The data:

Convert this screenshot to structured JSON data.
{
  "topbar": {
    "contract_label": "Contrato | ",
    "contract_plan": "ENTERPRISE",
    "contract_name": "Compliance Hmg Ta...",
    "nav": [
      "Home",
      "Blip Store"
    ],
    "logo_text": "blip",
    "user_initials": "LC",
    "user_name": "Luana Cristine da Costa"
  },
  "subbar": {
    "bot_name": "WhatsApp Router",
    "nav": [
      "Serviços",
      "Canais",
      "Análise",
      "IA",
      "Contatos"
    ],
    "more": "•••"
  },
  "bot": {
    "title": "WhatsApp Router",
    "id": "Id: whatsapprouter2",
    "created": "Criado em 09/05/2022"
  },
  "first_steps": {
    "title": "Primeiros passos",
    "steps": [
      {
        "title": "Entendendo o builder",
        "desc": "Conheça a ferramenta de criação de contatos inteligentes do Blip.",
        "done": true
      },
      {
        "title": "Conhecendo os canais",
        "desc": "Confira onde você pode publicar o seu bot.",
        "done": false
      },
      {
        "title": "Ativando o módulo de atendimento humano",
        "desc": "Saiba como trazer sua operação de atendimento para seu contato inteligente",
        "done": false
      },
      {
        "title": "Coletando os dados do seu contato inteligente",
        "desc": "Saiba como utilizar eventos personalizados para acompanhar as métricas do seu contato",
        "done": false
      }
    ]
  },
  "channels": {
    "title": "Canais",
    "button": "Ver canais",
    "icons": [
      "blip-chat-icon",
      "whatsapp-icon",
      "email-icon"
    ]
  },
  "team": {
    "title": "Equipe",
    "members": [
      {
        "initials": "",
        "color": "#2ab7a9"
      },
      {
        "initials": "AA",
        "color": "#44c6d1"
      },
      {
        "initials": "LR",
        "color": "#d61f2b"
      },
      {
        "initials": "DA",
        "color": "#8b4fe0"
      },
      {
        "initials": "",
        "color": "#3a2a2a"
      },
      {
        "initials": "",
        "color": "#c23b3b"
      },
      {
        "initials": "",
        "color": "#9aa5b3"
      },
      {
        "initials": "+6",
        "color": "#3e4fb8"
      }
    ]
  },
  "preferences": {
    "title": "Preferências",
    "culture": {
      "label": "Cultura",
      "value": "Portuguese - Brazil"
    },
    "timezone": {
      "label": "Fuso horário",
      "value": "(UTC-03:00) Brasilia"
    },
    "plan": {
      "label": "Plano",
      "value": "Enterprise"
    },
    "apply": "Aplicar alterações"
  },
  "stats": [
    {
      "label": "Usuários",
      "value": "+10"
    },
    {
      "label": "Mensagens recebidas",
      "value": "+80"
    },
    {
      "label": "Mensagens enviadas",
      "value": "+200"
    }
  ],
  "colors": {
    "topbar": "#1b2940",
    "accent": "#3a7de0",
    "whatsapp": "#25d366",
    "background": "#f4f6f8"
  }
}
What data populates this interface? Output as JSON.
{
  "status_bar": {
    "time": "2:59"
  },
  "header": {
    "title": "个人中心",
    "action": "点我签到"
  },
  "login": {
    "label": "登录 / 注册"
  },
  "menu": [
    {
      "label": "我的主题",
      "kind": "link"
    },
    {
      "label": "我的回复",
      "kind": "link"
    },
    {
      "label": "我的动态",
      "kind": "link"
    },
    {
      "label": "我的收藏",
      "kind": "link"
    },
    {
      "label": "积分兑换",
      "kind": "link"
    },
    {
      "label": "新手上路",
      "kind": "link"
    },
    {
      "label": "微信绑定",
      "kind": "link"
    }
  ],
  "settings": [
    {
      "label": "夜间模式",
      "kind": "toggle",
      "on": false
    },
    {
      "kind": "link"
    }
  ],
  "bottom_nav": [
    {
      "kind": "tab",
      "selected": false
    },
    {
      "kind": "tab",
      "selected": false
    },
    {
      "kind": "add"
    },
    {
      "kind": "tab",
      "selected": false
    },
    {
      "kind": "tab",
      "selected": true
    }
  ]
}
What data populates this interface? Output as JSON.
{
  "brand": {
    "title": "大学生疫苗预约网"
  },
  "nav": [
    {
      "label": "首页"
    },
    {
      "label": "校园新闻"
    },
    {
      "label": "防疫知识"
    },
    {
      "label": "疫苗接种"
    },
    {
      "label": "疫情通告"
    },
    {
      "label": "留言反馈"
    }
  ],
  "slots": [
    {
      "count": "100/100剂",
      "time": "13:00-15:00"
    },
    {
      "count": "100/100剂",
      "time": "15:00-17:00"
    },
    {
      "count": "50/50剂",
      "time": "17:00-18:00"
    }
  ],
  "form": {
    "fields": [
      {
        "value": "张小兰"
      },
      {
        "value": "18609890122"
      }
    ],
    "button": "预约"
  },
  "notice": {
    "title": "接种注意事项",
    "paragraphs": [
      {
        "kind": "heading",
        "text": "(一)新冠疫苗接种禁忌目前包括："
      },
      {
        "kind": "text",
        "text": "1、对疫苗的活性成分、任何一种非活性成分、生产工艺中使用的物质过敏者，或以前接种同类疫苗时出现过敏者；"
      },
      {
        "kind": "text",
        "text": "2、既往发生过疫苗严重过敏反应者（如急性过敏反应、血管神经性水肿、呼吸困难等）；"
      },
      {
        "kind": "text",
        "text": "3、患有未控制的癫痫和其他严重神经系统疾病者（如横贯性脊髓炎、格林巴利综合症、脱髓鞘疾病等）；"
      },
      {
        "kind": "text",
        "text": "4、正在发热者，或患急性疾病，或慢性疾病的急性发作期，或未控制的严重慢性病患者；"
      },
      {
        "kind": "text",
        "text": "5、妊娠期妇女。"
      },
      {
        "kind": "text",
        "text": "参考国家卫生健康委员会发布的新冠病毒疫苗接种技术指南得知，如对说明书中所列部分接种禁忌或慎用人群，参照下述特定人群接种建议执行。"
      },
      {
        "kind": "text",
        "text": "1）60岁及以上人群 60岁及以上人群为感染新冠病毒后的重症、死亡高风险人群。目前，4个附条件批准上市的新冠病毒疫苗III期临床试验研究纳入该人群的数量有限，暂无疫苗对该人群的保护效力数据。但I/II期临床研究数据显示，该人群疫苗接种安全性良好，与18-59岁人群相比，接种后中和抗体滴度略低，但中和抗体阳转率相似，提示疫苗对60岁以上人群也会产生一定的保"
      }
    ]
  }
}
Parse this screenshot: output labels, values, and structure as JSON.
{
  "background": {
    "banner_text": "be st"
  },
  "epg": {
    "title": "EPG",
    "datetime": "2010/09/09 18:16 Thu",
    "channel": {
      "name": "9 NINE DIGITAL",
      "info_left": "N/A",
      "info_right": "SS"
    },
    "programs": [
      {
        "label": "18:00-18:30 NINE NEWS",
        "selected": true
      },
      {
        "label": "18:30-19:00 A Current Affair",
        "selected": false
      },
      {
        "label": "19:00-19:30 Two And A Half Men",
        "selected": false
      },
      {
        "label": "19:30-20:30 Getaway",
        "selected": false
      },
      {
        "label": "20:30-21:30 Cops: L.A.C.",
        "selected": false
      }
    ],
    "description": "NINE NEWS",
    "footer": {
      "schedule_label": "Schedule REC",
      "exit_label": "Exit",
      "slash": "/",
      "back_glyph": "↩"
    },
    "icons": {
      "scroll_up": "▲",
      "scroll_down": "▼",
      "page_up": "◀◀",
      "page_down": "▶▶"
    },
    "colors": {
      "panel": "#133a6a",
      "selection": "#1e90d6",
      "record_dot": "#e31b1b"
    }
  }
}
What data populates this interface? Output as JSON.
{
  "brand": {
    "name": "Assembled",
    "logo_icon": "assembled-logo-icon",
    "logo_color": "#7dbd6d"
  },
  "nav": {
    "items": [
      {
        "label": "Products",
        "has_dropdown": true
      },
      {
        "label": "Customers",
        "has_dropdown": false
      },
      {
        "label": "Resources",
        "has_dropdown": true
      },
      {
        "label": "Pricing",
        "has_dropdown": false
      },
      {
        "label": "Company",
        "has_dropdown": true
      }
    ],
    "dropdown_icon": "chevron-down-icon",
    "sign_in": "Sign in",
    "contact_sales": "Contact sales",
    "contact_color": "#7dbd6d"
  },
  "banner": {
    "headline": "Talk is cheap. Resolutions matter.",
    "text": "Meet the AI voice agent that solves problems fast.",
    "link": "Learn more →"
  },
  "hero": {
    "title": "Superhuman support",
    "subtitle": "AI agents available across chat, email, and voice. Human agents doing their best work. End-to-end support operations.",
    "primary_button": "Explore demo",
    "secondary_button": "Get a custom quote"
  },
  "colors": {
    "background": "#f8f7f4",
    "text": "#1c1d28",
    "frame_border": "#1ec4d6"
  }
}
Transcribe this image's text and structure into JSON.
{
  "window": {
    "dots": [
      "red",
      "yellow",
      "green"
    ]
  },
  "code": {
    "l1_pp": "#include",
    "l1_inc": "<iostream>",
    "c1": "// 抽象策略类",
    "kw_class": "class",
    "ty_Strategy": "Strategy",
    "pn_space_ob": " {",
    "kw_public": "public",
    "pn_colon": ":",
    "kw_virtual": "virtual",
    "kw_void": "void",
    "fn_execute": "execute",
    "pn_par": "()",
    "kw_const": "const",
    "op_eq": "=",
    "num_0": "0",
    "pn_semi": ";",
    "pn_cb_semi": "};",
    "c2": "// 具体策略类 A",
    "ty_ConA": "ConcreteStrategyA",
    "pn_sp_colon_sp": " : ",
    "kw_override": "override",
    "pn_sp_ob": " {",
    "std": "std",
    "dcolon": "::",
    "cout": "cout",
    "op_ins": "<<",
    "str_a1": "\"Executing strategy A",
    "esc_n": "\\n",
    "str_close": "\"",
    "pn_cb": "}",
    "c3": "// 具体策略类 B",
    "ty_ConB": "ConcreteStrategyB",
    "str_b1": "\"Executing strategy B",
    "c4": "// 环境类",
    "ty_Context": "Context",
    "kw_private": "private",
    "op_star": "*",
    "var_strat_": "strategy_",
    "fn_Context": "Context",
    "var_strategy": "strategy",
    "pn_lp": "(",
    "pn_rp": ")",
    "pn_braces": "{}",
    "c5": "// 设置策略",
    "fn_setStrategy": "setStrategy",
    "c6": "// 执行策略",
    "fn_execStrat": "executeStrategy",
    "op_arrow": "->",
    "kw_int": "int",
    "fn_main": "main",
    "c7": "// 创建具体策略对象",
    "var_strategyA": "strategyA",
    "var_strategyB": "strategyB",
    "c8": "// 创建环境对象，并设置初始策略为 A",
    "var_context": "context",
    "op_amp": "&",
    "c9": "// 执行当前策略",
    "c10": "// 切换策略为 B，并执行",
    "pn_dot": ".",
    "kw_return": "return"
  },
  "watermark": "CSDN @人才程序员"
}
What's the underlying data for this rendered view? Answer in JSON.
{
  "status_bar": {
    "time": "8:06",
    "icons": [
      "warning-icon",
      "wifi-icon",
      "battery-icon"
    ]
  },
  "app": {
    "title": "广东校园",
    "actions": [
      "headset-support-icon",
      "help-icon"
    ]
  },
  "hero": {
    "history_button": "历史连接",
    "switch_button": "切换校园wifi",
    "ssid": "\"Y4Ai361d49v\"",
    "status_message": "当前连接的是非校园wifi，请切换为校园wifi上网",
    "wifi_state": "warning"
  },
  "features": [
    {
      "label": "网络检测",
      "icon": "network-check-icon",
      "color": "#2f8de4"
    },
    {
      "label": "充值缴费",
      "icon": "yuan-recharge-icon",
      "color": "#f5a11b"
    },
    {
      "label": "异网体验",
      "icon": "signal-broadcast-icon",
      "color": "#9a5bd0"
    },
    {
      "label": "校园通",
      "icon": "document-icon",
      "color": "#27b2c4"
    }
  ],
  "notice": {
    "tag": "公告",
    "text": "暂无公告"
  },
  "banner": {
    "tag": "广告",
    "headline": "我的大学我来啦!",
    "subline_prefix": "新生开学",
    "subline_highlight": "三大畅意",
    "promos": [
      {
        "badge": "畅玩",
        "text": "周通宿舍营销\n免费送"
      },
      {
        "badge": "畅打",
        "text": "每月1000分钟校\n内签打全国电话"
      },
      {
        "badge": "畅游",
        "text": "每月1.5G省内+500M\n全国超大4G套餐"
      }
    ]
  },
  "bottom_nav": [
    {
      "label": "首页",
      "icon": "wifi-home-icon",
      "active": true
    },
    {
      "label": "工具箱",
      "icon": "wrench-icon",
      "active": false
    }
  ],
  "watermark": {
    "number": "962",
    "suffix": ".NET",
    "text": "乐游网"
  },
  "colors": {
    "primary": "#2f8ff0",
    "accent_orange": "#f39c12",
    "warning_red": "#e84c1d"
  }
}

Exercise task:
In the records above, find each line with the word "support" and copy it.

Answer for the task:
    "title": "Superhuman support",
    "subtitle": "AI agents available across chat, email, and voice. Human agents doing their best work. End-to-end support operations.",
      "headset-support-icon",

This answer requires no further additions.